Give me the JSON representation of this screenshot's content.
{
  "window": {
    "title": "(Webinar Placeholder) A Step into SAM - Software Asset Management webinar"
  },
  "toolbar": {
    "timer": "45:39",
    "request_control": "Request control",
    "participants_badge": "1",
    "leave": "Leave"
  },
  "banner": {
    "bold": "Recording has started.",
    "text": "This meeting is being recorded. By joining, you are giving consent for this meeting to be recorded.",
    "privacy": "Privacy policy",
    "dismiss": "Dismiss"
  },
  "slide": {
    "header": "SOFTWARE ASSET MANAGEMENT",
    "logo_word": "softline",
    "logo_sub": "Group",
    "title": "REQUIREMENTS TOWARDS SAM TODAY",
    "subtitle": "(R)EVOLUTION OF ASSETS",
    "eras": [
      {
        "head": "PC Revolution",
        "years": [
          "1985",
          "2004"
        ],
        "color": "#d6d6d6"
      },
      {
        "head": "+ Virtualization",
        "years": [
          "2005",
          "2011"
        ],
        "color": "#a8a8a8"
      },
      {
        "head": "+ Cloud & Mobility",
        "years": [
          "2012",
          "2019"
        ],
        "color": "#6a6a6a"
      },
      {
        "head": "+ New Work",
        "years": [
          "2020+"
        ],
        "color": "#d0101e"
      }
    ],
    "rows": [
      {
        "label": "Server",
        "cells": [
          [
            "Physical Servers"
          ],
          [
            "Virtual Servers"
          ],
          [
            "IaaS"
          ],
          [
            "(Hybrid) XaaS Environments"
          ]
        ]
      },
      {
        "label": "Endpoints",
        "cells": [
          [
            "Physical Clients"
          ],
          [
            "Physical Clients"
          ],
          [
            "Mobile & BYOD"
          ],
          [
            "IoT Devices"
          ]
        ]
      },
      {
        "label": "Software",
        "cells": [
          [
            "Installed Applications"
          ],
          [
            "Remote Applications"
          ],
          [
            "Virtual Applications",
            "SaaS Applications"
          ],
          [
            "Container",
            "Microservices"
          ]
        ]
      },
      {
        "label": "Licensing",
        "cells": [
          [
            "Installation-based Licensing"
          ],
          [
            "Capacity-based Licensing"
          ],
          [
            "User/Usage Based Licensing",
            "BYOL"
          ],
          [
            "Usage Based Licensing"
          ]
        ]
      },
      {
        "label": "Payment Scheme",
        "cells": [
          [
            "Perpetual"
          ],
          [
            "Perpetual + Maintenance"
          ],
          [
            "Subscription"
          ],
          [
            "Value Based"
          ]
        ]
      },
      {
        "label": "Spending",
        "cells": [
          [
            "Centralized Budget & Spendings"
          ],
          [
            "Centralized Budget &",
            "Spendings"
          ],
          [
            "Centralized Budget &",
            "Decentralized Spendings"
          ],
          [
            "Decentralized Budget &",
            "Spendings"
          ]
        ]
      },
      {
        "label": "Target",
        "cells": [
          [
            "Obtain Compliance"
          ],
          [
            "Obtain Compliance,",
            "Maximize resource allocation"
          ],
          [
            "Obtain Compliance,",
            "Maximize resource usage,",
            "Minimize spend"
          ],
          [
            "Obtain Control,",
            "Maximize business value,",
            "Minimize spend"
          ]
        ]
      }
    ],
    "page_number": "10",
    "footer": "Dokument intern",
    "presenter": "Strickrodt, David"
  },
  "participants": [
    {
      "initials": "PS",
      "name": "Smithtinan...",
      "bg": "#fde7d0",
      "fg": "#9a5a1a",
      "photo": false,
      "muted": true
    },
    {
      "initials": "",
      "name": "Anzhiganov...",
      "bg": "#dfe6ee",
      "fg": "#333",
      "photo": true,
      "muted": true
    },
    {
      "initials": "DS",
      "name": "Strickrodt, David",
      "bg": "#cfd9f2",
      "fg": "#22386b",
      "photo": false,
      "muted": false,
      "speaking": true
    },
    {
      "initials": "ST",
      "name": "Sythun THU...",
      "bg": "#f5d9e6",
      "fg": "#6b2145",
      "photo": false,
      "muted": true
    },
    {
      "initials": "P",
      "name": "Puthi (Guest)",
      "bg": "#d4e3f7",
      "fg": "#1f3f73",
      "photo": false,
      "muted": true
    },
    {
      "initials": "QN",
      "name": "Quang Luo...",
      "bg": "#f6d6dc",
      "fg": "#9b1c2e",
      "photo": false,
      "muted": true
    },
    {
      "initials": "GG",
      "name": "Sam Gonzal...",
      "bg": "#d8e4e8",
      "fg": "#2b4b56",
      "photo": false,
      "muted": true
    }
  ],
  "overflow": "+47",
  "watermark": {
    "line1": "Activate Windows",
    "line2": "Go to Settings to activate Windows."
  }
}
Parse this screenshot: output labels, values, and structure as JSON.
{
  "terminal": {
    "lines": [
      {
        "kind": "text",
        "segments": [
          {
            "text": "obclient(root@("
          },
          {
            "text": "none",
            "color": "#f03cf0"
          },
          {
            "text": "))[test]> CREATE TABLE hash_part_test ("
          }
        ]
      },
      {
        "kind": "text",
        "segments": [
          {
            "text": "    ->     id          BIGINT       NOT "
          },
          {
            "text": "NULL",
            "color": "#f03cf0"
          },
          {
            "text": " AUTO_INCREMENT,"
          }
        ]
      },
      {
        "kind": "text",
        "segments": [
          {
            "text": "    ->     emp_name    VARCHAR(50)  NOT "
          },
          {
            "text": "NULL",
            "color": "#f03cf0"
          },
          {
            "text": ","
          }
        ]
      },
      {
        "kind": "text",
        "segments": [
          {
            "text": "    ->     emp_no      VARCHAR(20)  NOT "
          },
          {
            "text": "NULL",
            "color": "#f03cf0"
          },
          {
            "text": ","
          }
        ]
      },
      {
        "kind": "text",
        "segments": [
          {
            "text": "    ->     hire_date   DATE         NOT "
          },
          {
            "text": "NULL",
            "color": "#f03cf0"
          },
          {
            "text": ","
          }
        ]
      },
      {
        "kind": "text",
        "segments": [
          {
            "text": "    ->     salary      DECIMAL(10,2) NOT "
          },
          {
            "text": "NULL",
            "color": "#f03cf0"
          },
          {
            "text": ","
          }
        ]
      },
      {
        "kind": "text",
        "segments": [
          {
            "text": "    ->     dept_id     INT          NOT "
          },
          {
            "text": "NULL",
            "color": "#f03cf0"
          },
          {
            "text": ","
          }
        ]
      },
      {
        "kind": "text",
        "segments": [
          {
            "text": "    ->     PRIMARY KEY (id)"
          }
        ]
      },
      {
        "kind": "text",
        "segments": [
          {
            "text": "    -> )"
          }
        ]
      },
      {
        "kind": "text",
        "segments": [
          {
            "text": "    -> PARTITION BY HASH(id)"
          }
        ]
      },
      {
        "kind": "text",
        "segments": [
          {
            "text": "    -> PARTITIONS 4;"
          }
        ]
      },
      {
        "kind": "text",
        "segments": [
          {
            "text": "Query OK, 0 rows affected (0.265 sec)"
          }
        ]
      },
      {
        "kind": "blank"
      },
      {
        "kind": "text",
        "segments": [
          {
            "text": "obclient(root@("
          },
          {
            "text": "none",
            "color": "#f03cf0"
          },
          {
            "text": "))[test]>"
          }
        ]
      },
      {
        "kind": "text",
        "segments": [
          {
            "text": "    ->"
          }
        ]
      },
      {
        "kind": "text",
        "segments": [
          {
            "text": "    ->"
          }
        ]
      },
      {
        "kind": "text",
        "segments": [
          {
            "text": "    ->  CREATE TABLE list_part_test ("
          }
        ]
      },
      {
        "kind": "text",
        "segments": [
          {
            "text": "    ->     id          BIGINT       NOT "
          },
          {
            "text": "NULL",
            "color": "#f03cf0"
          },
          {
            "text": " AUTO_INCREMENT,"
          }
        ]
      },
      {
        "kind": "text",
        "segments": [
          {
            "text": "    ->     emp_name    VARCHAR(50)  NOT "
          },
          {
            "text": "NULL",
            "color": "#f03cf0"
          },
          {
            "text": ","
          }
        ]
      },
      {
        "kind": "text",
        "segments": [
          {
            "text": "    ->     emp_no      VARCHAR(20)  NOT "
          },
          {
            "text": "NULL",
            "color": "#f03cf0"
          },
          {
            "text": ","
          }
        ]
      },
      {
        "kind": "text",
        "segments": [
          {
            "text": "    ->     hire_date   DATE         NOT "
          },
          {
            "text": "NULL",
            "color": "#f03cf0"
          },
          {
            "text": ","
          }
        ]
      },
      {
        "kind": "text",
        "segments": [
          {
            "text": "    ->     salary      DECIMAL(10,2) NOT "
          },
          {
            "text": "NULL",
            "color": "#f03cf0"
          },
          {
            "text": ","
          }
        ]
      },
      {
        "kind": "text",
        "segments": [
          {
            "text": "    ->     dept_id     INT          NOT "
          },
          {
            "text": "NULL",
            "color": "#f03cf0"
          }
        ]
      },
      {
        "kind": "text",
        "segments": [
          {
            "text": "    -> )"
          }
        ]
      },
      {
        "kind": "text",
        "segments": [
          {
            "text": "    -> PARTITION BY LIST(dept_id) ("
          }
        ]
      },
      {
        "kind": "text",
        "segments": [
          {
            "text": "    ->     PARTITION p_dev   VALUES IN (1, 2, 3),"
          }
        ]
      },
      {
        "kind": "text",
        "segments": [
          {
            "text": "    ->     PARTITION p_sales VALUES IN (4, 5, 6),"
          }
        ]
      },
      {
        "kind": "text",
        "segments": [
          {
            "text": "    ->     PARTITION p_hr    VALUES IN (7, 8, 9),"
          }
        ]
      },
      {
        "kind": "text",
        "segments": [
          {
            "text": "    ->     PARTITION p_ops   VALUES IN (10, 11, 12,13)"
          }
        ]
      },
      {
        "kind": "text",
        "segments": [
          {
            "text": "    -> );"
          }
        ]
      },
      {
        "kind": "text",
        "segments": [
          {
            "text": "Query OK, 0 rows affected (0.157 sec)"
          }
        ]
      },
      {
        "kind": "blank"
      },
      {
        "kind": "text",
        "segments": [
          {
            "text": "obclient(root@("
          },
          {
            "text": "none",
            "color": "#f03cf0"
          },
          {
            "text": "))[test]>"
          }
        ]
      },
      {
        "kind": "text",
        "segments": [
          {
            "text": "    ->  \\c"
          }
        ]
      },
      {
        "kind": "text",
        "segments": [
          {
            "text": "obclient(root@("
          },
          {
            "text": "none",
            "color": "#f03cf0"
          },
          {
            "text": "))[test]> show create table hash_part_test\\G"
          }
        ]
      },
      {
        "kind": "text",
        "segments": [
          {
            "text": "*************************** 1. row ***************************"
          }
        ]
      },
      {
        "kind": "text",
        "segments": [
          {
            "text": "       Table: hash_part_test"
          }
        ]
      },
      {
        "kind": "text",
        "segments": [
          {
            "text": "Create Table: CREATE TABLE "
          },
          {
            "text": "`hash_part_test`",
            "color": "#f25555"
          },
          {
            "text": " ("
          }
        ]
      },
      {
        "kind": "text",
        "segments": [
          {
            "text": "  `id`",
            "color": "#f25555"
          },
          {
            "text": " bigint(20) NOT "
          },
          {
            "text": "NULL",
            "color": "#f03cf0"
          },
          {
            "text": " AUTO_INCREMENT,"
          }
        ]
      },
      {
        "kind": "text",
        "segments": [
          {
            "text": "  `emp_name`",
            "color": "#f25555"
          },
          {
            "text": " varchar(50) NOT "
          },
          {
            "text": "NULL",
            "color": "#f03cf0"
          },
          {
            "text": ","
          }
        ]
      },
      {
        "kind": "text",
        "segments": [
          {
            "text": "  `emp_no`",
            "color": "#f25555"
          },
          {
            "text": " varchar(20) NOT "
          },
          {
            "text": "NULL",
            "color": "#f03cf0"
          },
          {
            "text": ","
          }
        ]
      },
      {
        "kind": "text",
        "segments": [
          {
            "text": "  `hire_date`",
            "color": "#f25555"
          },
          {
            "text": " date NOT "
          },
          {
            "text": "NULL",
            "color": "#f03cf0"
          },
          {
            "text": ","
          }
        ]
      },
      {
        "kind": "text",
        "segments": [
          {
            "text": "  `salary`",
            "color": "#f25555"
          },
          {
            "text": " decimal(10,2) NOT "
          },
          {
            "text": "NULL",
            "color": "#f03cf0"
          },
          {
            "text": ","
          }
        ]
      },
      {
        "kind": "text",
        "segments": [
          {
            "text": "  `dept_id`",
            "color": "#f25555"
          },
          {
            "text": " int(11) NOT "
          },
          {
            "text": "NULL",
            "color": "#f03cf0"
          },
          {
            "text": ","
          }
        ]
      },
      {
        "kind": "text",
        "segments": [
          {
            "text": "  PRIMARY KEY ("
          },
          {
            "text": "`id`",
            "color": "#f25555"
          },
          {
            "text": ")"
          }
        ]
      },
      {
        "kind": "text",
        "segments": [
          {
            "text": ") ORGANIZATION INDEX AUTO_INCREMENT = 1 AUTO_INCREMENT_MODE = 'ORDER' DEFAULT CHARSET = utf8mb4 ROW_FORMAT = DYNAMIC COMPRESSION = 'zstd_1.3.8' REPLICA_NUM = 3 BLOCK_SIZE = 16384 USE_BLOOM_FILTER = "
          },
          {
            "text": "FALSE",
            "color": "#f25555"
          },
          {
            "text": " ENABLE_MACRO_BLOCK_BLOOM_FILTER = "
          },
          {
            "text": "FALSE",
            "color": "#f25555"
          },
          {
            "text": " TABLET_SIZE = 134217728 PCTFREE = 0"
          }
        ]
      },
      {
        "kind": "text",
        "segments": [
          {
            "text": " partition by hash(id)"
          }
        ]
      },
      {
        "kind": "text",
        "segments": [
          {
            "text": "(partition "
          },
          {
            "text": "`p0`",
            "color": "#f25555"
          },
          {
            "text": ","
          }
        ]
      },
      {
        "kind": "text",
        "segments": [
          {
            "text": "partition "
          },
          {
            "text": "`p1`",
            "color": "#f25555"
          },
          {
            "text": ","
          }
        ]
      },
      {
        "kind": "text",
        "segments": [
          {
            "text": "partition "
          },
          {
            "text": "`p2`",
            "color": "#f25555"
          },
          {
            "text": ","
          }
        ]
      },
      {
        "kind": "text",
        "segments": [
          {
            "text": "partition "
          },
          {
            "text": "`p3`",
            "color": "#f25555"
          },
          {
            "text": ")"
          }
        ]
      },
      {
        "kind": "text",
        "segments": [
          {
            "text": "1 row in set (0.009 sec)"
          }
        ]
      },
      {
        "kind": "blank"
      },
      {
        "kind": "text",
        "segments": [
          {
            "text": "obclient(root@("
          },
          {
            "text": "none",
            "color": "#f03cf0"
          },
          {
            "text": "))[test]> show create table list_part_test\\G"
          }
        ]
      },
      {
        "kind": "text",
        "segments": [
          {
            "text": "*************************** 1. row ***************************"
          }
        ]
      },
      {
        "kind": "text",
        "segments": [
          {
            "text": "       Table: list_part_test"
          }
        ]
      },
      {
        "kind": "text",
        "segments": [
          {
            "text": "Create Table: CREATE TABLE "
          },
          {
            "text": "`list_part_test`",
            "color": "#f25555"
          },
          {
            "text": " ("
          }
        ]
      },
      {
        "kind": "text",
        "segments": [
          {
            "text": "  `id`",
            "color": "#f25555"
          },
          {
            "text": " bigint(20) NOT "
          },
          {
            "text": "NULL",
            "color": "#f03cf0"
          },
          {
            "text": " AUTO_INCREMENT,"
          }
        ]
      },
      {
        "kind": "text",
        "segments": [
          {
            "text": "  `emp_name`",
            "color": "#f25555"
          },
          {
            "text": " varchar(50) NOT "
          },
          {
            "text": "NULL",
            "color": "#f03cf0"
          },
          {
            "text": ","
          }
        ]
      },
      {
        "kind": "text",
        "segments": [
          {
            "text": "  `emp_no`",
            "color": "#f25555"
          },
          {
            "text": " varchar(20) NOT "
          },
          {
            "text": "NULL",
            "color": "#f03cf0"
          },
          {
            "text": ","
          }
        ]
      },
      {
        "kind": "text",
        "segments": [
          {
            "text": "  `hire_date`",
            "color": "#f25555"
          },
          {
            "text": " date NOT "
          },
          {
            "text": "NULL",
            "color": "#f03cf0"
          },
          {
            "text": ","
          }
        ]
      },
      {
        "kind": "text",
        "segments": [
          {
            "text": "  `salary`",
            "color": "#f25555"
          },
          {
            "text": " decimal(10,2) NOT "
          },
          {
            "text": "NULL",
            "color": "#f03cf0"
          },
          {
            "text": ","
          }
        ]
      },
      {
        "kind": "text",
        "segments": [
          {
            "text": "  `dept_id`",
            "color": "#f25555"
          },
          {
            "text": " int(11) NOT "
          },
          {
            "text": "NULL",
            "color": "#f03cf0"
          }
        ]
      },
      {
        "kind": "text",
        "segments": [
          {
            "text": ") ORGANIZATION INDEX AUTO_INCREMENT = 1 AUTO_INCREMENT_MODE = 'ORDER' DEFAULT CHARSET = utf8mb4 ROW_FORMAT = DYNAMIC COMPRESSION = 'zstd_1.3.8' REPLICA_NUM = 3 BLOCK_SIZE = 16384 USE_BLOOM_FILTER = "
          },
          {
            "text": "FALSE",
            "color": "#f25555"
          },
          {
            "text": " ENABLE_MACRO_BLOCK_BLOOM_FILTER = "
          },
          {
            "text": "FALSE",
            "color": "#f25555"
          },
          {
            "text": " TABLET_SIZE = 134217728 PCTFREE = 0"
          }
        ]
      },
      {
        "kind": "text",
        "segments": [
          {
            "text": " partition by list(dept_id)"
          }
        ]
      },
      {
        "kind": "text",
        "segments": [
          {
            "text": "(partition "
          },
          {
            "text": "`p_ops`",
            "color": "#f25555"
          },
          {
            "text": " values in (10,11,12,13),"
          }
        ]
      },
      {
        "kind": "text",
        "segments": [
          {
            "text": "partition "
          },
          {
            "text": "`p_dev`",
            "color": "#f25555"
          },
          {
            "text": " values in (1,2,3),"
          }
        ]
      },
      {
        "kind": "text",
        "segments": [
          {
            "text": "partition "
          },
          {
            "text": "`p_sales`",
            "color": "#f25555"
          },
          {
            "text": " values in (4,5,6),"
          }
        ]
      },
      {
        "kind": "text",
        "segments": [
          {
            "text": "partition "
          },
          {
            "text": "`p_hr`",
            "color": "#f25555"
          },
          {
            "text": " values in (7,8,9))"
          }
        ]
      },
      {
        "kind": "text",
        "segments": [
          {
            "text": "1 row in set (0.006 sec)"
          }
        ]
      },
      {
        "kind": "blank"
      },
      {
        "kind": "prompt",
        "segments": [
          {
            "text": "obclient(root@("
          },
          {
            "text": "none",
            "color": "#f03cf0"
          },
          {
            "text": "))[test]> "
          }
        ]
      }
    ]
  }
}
++++++++++
The answer is one number: how many lines of the material above contain "Obtain".

WRITTEN ANSWER
4